Mort d'Anne Wiazemsky, romancière, actrice et ex-épouse de Jean-Luc Godard
Ex-épouse de Jean-Luc Godard, petite-fille de François Mauriac, romancière et actrice, Anne Wiazemsky qui, malgré l'âge et la maladie, avait gardé intact un regard malicieux et espiègle sous sa frange rousse, est morte jeudi à l'âge de 70 ans.
Hospitalisée à Paris depuis environ un mois à la suite d'un cancer, Anne Wiazemsky s'est éteinte jeudi matin, a annoncé à l'AFP son frère Pierre, dessinateur connu sous le nom de Wiaz.
Affaiblie par la maladie, Anne Wiazemsky, silhouette menue et fragile, gardait malgré tout cet air mutin qui surprenait ses interlocuteurs. Elle avait enchaîné les interviews avant la sortie du film "Le Redoutable" (sur les écrans depuis le 13 septembre) et s'était déplacée en mai au Festival de Cannes lors de la présentation du film.
"J'ai vu le film et j'adorerais le revoir car je suis en même temps la meilleure et la pire des spectatrices", avait-elle confié à l'AFP en avril dernier, évoquant avec émotion le cinéaste reclus en Suisse.
++++
> [CONSIGNE]
Pouvez-vous reprendre l'article sur la mort d'Anne Wiazemsky juste après sa dernière phrase et en écrire la suite ?

> [DONNÉES À EXAMINER]
++++
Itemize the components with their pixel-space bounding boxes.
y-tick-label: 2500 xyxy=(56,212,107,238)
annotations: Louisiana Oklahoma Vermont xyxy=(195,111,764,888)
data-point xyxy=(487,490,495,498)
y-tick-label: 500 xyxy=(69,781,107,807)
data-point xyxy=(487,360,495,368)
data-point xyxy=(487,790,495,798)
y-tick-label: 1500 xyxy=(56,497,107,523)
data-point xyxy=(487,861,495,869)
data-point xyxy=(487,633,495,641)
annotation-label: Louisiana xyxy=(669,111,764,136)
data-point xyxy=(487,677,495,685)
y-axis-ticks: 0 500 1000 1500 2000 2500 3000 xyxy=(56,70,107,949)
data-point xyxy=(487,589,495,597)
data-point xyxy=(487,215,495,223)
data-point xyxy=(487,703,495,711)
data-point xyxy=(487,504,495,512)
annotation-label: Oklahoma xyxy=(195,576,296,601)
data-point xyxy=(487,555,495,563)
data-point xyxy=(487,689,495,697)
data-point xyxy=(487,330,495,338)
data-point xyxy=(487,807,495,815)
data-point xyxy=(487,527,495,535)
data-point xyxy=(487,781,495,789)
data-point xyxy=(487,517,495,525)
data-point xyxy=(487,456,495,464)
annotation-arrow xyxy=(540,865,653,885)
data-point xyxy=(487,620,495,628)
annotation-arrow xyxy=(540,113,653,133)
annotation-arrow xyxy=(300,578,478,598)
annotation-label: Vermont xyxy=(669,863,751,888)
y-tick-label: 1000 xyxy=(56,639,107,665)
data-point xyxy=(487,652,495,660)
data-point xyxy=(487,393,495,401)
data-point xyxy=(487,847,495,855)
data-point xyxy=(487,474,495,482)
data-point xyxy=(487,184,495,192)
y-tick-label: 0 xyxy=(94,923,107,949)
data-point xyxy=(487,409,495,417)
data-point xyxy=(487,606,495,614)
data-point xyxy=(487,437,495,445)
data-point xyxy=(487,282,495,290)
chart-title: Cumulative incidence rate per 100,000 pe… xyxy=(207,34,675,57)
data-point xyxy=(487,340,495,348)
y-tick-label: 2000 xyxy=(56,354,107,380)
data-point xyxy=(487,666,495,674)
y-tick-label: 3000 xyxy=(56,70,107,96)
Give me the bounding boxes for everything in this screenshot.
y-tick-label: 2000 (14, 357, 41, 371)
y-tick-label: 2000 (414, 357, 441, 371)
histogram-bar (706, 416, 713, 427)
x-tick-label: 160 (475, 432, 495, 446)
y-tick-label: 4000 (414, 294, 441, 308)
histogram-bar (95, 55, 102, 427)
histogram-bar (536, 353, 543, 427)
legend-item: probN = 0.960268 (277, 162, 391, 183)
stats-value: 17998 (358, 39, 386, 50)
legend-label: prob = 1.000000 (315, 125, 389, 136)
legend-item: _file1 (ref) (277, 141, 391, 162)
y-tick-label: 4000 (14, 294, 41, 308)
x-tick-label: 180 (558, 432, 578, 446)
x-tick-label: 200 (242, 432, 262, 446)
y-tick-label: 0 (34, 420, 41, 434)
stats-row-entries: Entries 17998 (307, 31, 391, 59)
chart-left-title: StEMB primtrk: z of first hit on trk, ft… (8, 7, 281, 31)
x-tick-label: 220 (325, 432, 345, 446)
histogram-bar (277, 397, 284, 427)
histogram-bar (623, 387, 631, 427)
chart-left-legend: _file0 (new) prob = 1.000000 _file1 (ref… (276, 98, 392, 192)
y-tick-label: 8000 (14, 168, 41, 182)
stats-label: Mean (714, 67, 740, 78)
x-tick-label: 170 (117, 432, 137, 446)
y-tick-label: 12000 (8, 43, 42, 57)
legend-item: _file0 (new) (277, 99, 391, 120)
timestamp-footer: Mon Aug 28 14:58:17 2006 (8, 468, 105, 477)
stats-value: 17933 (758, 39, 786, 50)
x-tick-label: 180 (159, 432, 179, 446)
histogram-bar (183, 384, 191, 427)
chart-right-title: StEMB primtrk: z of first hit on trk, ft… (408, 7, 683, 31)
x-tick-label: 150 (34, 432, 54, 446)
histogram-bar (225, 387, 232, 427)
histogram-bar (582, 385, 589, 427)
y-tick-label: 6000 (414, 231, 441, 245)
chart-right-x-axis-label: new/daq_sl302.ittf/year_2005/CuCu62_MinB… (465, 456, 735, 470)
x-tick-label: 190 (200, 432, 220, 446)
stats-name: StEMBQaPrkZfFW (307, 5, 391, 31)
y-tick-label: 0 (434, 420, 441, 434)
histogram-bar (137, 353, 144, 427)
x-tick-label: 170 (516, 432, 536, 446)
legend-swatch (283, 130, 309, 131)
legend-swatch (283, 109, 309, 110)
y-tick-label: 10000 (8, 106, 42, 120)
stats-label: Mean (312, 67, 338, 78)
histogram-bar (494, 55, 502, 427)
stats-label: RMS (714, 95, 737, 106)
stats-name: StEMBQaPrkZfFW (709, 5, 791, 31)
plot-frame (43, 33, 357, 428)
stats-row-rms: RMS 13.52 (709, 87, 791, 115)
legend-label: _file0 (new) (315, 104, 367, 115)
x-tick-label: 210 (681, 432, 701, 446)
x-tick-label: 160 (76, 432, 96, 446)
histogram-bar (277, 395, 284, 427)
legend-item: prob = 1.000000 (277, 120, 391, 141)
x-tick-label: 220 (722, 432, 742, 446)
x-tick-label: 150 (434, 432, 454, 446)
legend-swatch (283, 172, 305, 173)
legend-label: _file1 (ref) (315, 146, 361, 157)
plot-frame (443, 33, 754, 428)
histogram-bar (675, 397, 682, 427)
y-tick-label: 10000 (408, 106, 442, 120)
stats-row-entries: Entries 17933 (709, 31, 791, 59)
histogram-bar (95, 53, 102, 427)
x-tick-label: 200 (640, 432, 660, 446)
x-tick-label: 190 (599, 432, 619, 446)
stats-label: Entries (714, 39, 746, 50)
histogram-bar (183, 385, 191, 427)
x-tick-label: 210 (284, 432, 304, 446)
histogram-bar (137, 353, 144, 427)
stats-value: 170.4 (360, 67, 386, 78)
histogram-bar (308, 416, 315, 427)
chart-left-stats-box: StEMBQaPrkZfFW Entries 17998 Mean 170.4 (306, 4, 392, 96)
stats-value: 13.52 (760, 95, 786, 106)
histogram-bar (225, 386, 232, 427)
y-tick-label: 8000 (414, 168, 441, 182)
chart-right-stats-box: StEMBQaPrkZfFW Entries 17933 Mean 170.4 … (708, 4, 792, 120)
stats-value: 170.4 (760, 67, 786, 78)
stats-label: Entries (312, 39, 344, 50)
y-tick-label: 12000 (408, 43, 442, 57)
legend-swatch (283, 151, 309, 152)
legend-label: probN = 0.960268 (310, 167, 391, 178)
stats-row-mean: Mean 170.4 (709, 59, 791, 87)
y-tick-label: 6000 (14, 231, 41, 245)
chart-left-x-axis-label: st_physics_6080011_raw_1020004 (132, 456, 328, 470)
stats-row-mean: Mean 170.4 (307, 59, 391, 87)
++++
> [RÉPONSE ATTENDUE]
Le film était inspiré de deux de ses romans, "Une année studieuse" et "Un an après", tous deux comme toute son oeuvre publiés chez Gallimard, qui racontaient sa relation tumultueuse avec le "phare" de la Nouvelle Vague, Jean-Luc Godard.
La rencontre avec JLG, de 17 ans son aîné, a constitué un tournant dans la vie d'Anne Wiazemsky. Née le 14 mai 1947 à Berlin, descendante d'une famille de princes russes en exil, petite-fille de François Mauriac (prix Nobel de littérature en 1952), fille d'un diplomate, Anne Wiazemsky, ancienne élève du collège Sainte-Marie de Passy à Paris, n'a pas 20 ans quand elle rencontre le cinéma.
A 19 ans, la jolie rousse au visage gracieux joue (avec l'accord de son grand-père) dans "Au hasard Balthazar" de Robert Bresson. Les cinéastes de la Nouvelle Vague vont aussitôt l'adopter à l'instar d'actrices comme Anna Karina ou Bernadette Lafont.
- Années d'émancipation -
En 1967, elle tourne son premier film avec Godard, "La Chinoise". Au total, ils tourneront sept films ensemble. Anne Wiazemsky et Jean-Luc Godard se marient en 1967. La déferlante de Mai 68 aura raison de leur amour.
Le dernier film de Godard avec Anne Wiazemsky s'intitule (ironiquement) "Tout va bien". Il sort en 1972, l'année de leur divorce. Elle joue le rôle d'une ouvrière en grève.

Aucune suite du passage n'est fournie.